**Work to be completed**.
Bring together all lines of the material below that contain the string "legal".

**Source records**.

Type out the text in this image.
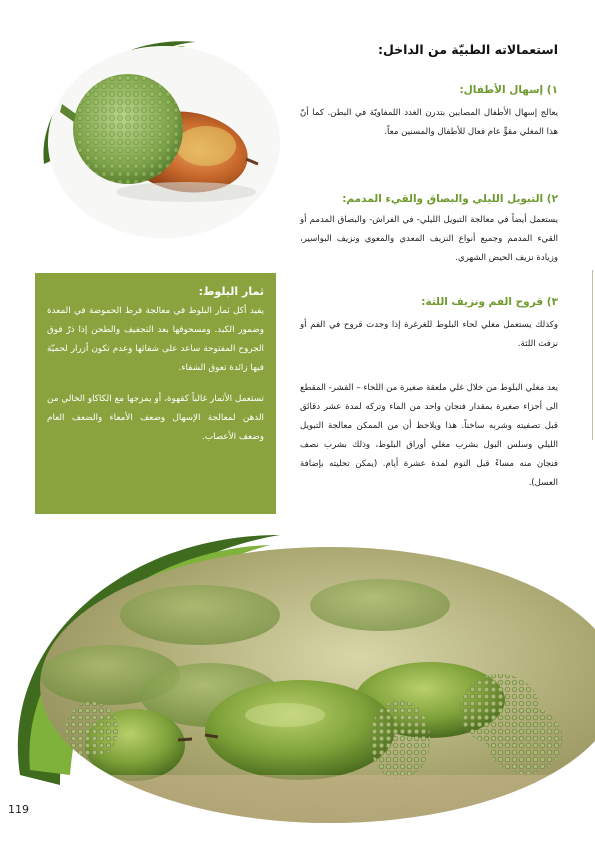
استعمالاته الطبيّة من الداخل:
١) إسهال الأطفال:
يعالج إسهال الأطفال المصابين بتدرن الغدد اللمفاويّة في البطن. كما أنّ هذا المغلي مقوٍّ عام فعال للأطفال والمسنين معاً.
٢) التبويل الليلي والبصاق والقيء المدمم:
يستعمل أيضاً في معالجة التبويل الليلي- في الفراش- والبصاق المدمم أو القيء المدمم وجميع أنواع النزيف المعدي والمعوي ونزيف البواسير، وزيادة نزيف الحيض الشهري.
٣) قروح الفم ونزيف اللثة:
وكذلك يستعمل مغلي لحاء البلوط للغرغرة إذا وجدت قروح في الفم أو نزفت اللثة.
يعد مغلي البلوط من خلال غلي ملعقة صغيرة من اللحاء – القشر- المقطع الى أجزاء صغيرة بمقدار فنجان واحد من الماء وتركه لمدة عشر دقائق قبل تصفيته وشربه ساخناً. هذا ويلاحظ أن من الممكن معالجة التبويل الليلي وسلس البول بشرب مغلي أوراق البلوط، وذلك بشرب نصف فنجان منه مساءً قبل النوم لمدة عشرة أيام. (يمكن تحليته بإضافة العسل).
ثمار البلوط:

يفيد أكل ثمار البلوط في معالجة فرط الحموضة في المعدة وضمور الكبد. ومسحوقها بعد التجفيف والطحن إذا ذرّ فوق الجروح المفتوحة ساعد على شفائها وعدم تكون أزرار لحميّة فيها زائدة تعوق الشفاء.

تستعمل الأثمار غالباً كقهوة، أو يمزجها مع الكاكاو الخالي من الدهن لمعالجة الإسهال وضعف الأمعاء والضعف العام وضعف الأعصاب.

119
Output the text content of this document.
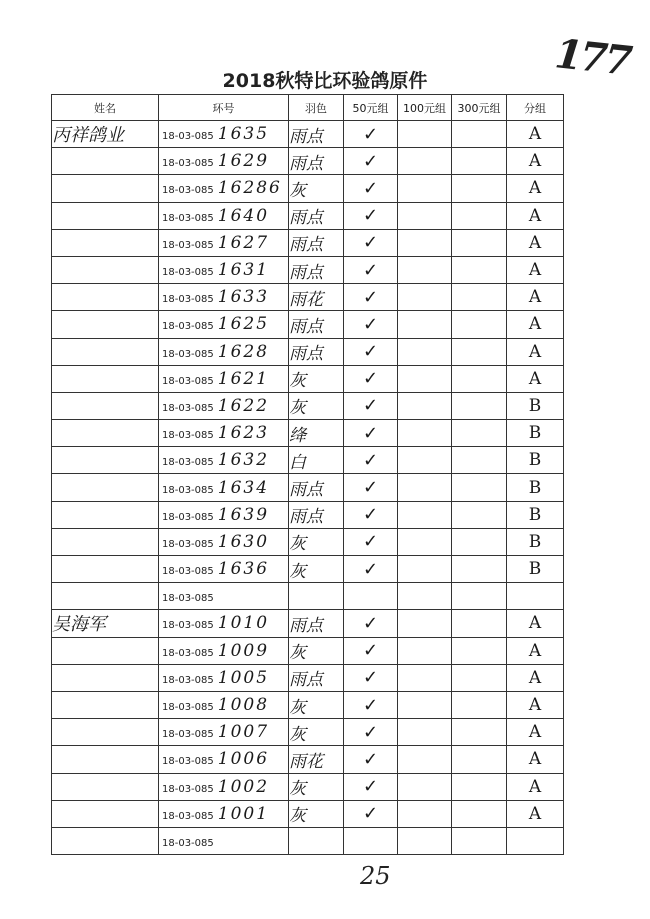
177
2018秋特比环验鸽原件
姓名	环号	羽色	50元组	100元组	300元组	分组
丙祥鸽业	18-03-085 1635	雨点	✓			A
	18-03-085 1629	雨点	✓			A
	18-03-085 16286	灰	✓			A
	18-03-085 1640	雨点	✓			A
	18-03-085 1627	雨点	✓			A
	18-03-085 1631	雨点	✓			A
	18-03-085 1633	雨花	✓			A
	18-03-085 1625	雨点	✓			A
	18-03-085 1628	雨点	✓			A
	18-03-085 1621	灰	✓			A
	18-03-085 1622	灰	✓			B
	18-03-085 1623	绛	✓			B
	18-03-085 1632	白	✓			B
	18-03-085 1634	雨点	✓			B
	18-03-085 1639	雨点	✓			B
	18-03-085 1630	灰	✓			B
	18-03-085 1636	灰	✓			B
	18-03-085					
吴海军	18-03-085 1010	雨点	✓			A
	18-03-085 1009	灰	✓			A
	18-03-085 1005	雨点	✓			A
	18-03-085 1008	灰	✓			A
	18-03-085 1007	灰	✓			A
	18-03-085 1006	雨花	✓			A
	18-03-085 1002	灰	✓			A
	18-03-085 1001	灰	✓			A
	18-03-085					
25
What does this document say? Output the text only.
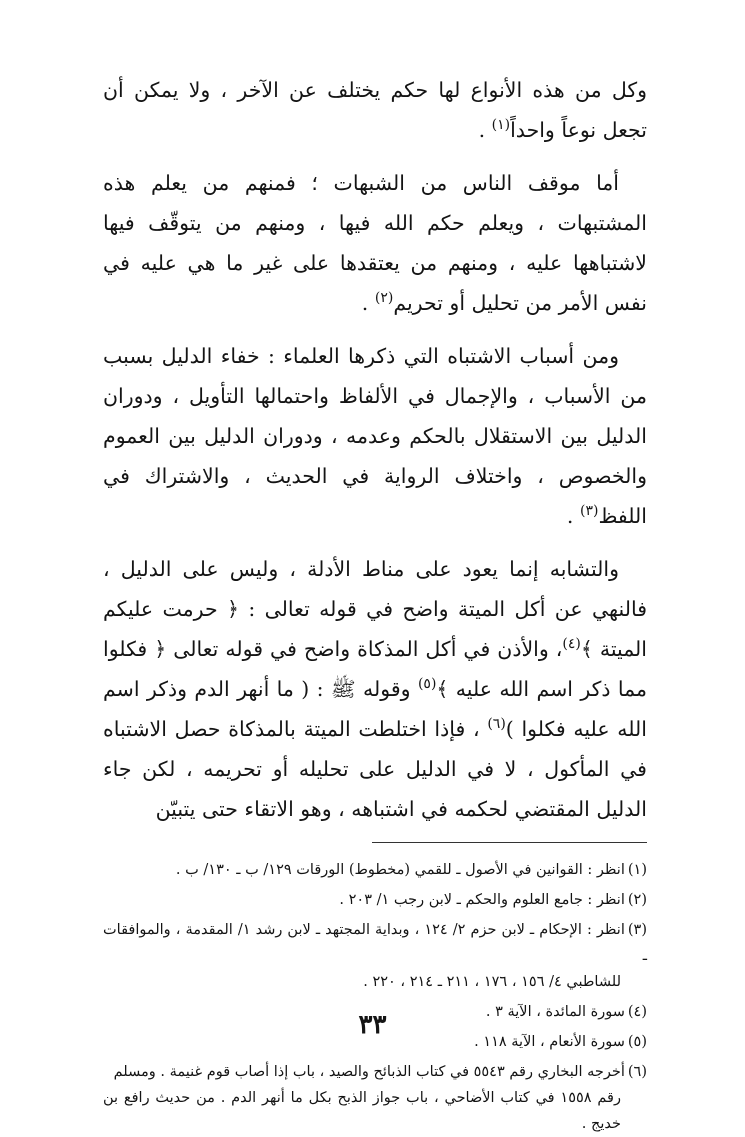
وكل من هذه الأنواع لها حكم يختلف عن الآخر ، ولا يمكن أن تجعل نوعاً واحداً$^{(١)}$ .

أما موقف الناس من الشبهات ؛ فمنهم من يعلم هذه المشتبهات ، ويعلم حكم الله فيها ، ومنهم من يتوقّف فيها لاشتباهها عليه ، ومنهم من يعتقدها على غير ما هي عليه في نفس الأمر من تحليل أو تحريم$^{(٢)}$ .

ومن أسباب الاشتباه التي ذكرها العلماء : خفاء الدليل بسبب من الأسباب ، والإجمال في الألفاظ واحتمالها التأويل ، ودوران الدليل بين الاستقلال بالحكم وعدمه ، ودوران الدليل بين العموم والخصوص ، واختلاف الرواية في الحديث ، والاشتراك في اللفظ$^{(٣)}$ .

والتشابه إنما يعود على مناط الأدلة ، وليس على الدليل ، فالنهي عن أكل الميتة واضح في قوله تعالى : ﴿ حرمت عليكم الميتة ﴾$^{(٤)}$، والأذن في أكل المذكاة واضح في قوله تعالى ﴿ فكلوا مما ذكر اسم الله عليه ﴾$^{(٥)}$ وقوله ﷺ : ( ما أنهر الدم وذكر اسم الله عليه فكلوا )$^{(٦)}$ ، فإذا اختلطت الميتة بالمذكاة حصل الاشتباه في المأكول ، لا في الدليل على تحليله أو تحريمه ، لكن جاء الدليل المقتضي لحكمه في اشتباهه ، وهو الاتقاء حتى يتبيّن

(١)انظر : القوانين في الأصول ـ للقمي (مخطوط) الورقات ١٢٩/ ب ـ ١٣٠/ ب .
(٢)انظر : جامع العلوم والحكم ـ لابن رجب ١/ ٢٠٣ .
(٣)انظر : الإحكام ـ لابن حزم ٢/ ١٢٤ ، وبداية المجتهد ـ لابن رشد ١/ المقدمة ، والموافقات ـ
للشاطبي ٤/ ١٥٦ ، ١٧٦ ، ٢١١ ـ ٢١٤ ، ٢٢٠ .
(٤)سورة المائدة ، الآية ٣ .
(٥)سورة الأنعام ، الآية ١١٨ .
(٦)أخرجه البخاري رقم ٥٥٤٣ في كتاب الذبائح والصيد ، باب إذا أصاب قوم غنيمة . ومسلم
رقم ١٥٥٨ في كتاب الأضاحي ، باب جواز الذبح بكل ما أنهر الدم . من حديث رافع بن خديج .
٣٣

---

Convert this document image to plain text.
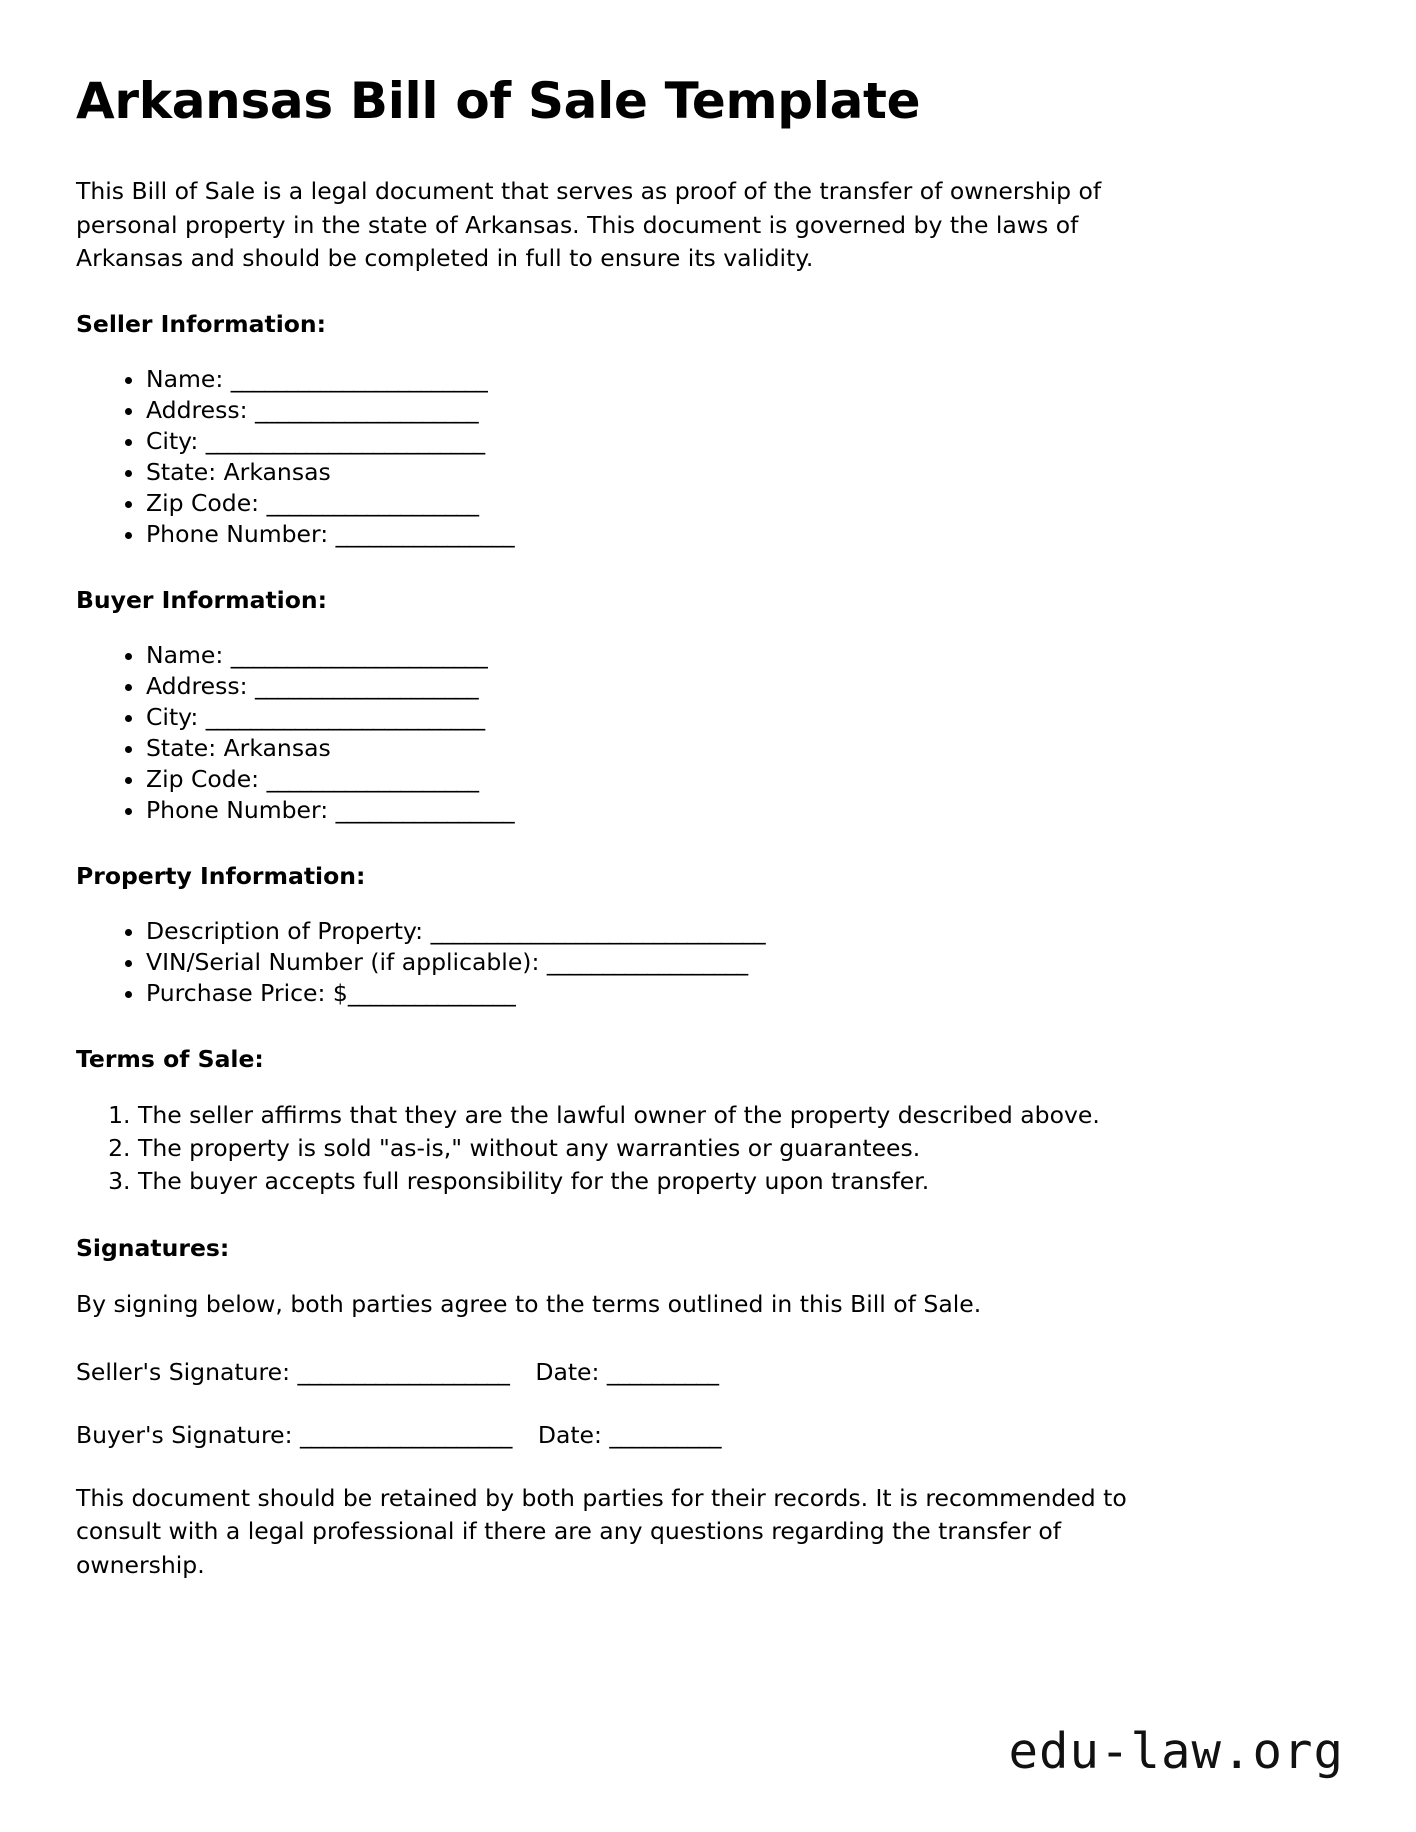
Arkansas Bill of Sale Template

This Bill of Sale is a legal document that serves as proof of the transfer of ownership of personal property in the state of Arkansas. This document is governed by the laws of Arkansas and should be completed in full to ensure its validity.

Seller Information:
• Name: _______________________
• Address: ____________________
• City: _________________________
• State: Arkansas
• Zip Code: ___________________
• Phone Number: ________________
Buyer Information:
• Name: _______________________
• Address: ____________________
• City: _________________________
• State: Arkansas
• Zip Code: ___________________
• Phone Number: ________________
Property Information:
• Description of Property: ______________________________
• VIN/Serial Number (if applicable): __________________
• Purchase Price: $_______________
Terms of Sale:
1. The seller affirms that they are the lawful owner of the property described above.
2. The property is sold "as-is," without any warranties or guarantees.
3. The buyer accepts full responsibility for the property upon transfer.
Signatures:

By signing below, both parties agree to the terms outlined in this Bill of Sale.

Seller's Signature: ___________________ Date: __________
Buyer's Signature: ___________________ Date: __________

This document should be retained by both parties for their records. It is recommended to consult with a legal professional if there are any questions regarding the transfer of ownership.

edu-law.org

**Response**.
This Bill of Sale is a legal document that serves as proof of the transfer of ownership of personal property in the state of Arkansas. This document is governed by the laws of Arkansas and should be completed in full to ensure its validity.
This document should be retained by both parties for their records. It is recommended to consult with a legal professional if there are any questions regarding the transfer of ownership.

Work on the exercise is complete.